▶ [Goal]: Which lines hold the word "Календарь"? Copy each of them.

▶ [Data section]:

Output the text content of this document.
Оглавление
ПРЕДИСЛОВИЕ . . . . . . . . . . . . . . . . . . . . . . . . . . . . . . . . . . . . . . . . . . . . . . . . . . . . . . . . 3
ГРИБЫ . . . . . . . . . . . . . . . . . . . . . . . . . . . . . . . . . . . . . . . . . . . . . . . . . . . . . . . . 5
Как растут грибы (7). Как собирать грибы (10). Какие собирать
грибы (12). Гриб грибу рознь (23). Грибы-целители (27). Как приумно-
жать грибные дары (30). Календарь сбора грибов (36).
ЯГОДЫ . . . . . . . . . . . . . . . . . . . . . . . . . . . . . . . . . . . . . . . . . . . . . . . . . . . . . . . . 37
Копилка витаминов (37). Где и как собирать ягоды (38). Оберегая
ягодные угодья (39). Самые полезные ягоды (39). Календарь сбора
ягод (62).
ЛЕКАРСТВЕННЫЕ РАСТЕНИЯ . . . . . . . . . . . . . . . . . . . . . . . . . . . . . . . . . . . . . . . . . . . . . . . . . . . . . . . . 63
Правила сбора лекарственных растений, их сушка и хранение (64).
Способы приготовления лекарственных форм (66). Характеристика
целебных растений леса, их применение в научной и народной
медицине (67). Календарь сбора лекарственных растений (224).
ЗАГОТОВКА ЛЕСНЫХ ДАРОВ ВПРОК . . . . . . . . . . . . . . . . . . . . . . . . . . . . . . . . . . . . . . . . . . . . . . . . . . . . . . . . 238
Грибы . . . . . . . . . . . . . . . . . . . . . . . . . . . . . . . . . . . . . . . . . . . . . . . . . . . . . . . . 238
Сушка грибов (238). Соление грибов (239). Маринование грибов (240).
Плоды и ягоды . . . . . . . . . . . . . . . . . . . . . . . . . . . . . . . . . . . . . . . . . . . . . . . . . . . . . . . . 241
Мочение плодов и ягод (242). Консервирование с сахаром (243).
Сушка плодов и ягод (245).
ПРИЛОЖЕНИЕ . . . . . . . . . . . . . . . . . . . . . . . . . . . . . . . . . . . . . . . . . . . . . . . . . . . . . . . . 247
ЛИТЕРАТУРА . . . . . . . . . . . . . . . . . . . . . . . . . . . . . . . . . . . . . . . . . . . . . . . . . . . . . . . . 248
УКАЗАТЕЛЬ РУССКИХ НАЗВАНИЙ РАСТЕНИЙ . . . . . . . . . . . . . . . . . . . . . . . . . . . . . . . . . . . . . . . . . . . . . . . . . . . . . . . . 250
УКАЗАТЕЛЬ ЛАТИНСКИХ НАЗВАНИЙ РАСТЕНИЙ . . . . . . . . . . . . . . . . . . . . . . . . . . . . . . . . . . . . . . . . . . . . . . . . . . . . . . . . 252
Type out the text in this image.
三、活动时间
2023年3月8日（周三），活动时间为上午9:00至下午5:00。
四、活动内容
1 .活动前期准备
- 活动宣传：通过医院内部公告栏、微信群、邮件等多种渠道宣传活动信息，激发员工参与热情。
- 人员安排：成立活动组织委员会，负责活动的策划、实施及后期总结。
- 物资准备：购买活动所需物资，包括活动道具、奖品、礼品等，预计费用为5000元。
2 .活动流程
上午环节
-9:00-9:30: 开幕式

▶ [Output for this task]:
жать грибные дары (30). Календарь сбора грибов (36).
ягодные угодья (39). Самые полезные ягоды (39). Календарь сбора
медицине (67). Календарь сбора лекарственных растений (224).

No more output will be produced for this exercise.